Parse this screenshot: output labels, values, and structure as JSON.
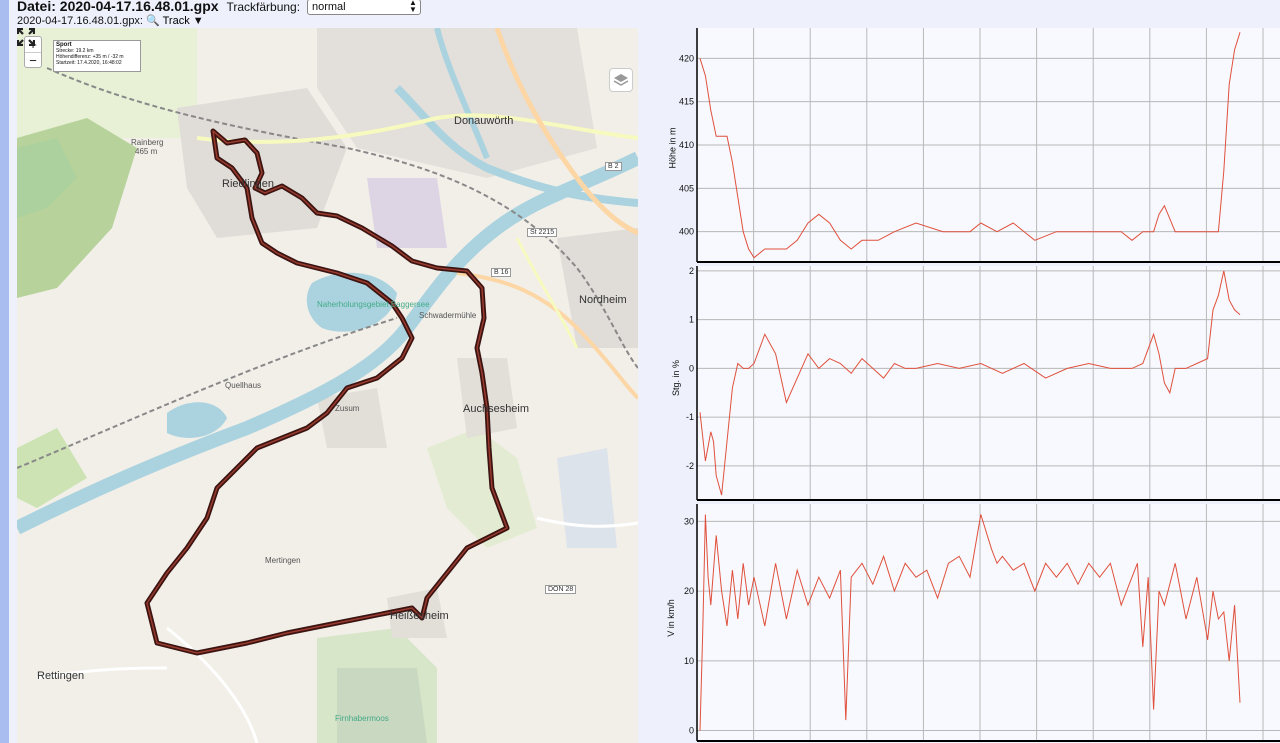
{
  "header": {
    "file_label": "Datei: 2020-04-17.16.48.01.gpx",
    "track_color_label": "Trackfärbung:",
    "track_color_value": "normal",
    "subtitle_file": "2020-04-17.16.48.01.gpx:",
    "track_link": "Track"
  },
  "map": {
    "zoom_in": "+",
    "zoom_out": "−",
    "info": {
      "title": "Sport",
      "distance": "Strecke: 19.2 km",
      "elevation": "Höhendifferenz: +35 m / -32 m",
      "start": "Startzeit: 17.4.2020, 16:48:02"
    },
    "labels": {
      "donauwoerth": "Donauwörth",
      "riedlingen": "Riedlingen",
      "nordheim": "Nordheim",
      "auchsesheim": "Auchsesheim",
      "heissesheim": "Heißesheim",
      "rettingen": "Rettingen",
      "quellhaus": "Quellhaus",
      "zusum": "Zusum",
      "schwadermuehle": "Schwadermühle",
      "baggersee": "Naherholungsgebiet Baggersee",
      "rainberg": "Rainberg",
      "rainberg_height": "465 m",
      "mertingen": "Mertingen",
      "firnhabermoos": "Firnhabermoos",
      "b16": "B 16",
      "b2": "B 2",
      "st2215": "St 2215",
      "don28": "DON 28"
    }
  },
  "chart_data": [
    {
      "type": "line",
      "ylabel": "Höhe in m",
      "ylim": [
        396.5,
        423.5
      ],
      "yticks": [
        400,
        405,
        410,
        415,
        420
      ],
      "grid": true,
      "x": [
        0,
        1,
        2,
        3,
        4,
        5,
        6,
        7,
        8,
        9,
        10,
        12,
        14,
        16,
        18,
        20,
        22,
        24,
        26,
        28,
        30,
        33,
        36,
        40,
        45,
        50,
        52,
        55,
        58,
        62,
        66,
        70,
        74,
        78,
        80,
        82,
        84,
        85,
        86,
        88,
        90,
        91,
        92,
        93,
        94,
        96,
        97,
        98,
        99,
        100
      ],
      "values": [
        420,
        418,
        414,
        411,
        411,
        411,
        408,
        404,
        400,
        398,
        397,
        398,
        398,
        398,
        399,
        401,
        402,
        401,
        399,
        398,
        399,
        399,
        400,
        401,
        400,
        400,
        401,
        400,
        401,
        399,
        400,
        400,
        400,
        400,
        399,
        400,
        400,
        402,
        403,
        400,
        400,
        400,
        400,
        400,
        400,
        400,
        407,
        417,
        421,
        423
      ]
    },
    {
      "type": "line",
      "ylabel": "Stg. in %",
      "ylim": [
        -2.7,
        2.1
      ],
      "yticks": [
        -2,
        -1,
        0,
        1,
        2
      ],
      "grid": true,
      "x": [
        0,
        1,
        2,
        2.5,
        3,
        4,
        5,
        6,
        7,
        8,
        9,
        10,
        12,
        14,
        16,
        18,
        20,
        22,
        24,
        26,
        28,
        30,
        32,
        34,
        36,
        38,
        40,
        44,
        48,
        52,
        56,
        60,
        64,
        68,
        72,
        76,
        80,
        82,
        84,
        85,
        86,
        87,
        88,
        90,
        92,
        94,
        95,
        96,
        97,
        98,
        99,
        100
      ],
      "values": [
        -0.9,
        -1.9,
        -1.3,
        -1.5,
        -2.2,
        -2.6,
        -1.5,
        -0.4,
        0.1,
        0.0,
        0.0,
        0.1,
        0.7,
        0.3,
        -0.7,
        -0.2,
        0.3,
        0.0,
        0.2,
        0.1,
        -0.1,
        0.2,
        0.0,
        -0.2,
        0.1,
        0.0,
        0.0,
        0.1,
        0.0,
        0.1,
        -0.1,
        0.1,
        -0.2,
        0.0,
        0.1,
        0.0,
        0.0,
        0.1,
        0.7,
        0.3,
        -0.3,
        -0.5,
        0.0,
        0.0,
        0.1,
        0.2,
        1.2,
        1.5,
        2.0,
        1.4,
        1.2,
        1.1
      ]
    },
    {
      "type": "line",
      "ylabel": "V in km/h",
      "ylim": [
        -1.5,
        32.5
      ],
      "yticks": [
        0,
        10,
        20,
        30
      ],
      "grid": true,
      "x": [
        0,
        0.5,
        1,
        1.5,
        2,
        3,
        4,
        5,
        6,
        7,
        8,
        9,
        10,
        12,
        14,
        16,
        18,
        20,
        22,
        24,
        26,
        27,
        28,
        30,
        32,
        34,
        36,
        38,
        40,
        42,
        44,
        46,
        48,
        50,
        52,
        54,
        55,
        56,
        58,
        60,
        62,
        64,
        66,
        68,
        70,
        72,
        74,
        76,
        78,
        80,
        81,
        82,
        83,
        84,
        85,
        86,
        88,
        90,
        92,
        94,
        95,
        96,
        97,
        98,
        99,
        100
      ],
      "values": [
        0,
        14,
        31,
        22,
        18,
        28,
        20,
        15,
        23,
        16,
        24,
        18,
        22,
        15,
        24,
        16,
        23,
        18,
        22,
        19,
        23,
        1.5,
        22,
        24,
        21,
        25,
        20,
        24,
        22,
        23,
        19,
        24,
        25,
        22,
        31,
        26,
        24,
        25,
        23,
        24,
        20,
        24,
        22,
        24,
        21,
        24,
        22,
        24,
        18,
        22,
        24,
        12,
        22,
        3,
        20,
        18,
        24,
        16,
        22,
        13,
        20,
        16,
        17,
        10,
        18,
        4
      ]
    }
  ],
  "charts": {
    "elevation": {
      "ylabel": "Höhe in m"
    },
    "slope": {
      "ylabel": "Stg. in %"
    },
    "speed": {
      "ylabel": "V in km/h"
    }
  }
}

━━━━━━━━━━

— Task description —
Your copy should match the entries exactly, minus the pictures.

— Solution to the problem —
Parse this screenshot: output labels, values, and structure as JSON.
{
  "header": {
    "file_label": "Datei: 2020-04-17.16.48.01.gpx",
    "track_color_label": "Trackfärbung:",
    "track_color_value": "normal",
    "subtitle_file": "2020-04-17.16.48.01.gpx:",
    "track_link": "Track"
  },
  "map": {
    "zoom_in": "+",
    "zoom_out": "−",
    "info": {
      "title": "Sport",
      "distance": "Strecke: 19.2 km",
      "elevation": "Höhendifferenz: +35 m / -32 m",
      "start": "Startzeit: 17.4.2020, 16:48:02"
    },
    "labels": {
      "donauwoerth": "Donauwörth",
      "riedlingen": "Riedlingen",
      "nordheim": "Nordheim",
      "auchsesheim": "Auchsesheim",
      "heissesheim": "Heißesheim",
      "rettingen": "Rettingen",
      "quellhaus": "Quellhaus",
      "zusum": "Zusum",
      "schwadermuehle": "Schwadermühle",
      "baggersee": "Naherholungsgebiet Baggersee",
      "rainberg": "Rainberg",
      "rainberg_height": "465 m",
      "mertingen": "Mertingen",
      "firnhabermoos": "Firnhabermoos",
      "b16": "B 16",
      "b2": "B 2",
      "st2215": "St 2215",
      "don28": "DON 28"
    }
  },
  "chart_data": [
    {
      "type": "line",
      "ylabel": "Höhe in m",
      "ylim": [
        396.5,
        423.5
      ],
      "yticks": [
        400,
        405,
        410,
        415,
        420
      ],
      "grid": true,
      "x": [
        0,
        1,
        2,
        3,
        4,
        5,
        6,
        7,
        8,
        9,
        10,
        12,
        14,
        16,
        18,
        20,
        22,
        24,
        26,
        28,
        30,
        33,
        36,
        40,
        45,
        50,
        52,
        55,
        58,
        62,
        66,
        70,
        74,
        78,
        80,
        82,
        84,
        85,
        86,
        88,
        90,
        91,
        92,
        93,
        94,
        96,
        97,
        98,
        99,
        100
      ],
      "values": [
        420,
        418,
        414,
        411,
        411,
        411,
        408,
        404,
        400,
        398,
        397,
        398,
        398,
        398,
        399,
        401,
        402,
        401,
        399,
        398,
        399,
        399,
        400,
        401,
        400,
        400,
        401,
        400,
        401,
        399,
        400,
        400,
        400,
        400,
        399,
        400,
        400,
        402,
        403,
        400,
        400,
        400,
        400,
        400,
        400,
        400,
        407,
        417,
        421,
        423
      ]
    },
    {
      "type": "line",
      "ylabel": "Stg. in %",
      "ylim": [
        -2.7,
        2.1
      ],
      "yticks": [
        -2,
        -1,
        0,
        1,
        2
      ],
      "grid": true,
      "x": [
        0,
        1,
        2,
        2.5,
        3,
        4,
        5,
        6,
        7,
        8,
        9,
        10,
        12,
        14,
        16,
        18,
        20,
        22,
        24,
        26,
        28,
        30,
        32,
        34,
        36,
        38,
        40,
        44,
        48,
        52,
        56,
        60,
        64,
        68,
        72,
        76,
        80,
        82,
        84,
        85,
        86,
        87,
        88,
        90,
        92,
        94,
        95,
        96,
        97,
        98,
        99,
        100
      ],
      "values": [
        -0.9,
        -1.9,
        -1.3,
        -1.5,
        -2.2,
        -2.6,
        -1.5,
        -0.4,
        0.1,
        0.0,
        0.0,
        0.1,
        0.7,
        0.3,
        -0.7,
        -0.2,
        0.3,
        0.0,
        0.2,
        0.1,
        -0.1,
        0.2,
        0.0,
        -0.2,
        0.1,
        0.0,
        0.0,
        0.1,
        0.0,
        0.1,
        -0.1,
        0.1,
        -0.2,
        0.0,
        0.1,
        0.0,
        0.0,
        0.1,
        0.7,
        0.3,
        -0.3,
        -0.5,
        0.0,
        0.0,
        0.1,
        0.2,
        1.2,
        1.5,
        2.0,
        1.4,
        1.2,
        1.1
      ]
    },
    {
      "type": "line",
      "ylabel": "V in km/h",
      "ylim": [
        -1.5,
        32.5
      ],
      "yticks": [
        0,
        10,
        20,
        30
      ],
      "grid": true,
      "x": [
        0,
        0.5,
        1,
        1.5,
        2,
        3,
        4,
        5,
        6,
        7,
        8,
        9,
        10,
        12,
        14,
        16,
        18,
        20,
        22,
        24,
        26,
        27,
        28,
        30,
        32,
        34,
        36,
        38,
        40,
        42,
        44,
        46,
        48,
        50,
        52,
        54,
        55,
        56,
        58,
        60,
        62,
        64,
        66,
        68,
        70,
        72,
        74,
        76,
        78,
        80,
        81,
        82,
        83,
        84,
        85,
        86,
        88,
        90,
        92,
        94,
        95,
        96,
        97,
        98,
        99,
        100
      ],
      "values": [
        0,
        14,
        31,
        22,
        18,
        28,
        20,
        15,
        23,
        16,
        24,
        18,
        22,
        15,
        24,
        16,
        23,
        18,
        22,
        19,
        23,
        1.5,
        22,
        24,
        21,
        25,
        20,
        24,
        22,
        23,
        19,
        24,
        25,
        22,
        31,
        26,
        24,
        25,
        23,
        24,
        20,
        24,
        22,
        24,
        21,
        24,
        22,
        24,
        18,
        22,
        24,
        12,
        22,
        3,
        20,
        18,
        24,
        16,
        22,
        13,
        20,
        16,
        17,
        10,
        18,
        4
      ]
    }
  ],
  "charts": {
    "elevation": {
      "ylabel": "Höhe in m"
    },
    "slope": {
      "ylabel": "Stg. in %"
    },
    "speed": {
      "ylabel": "V in km/h"
    }
  }
}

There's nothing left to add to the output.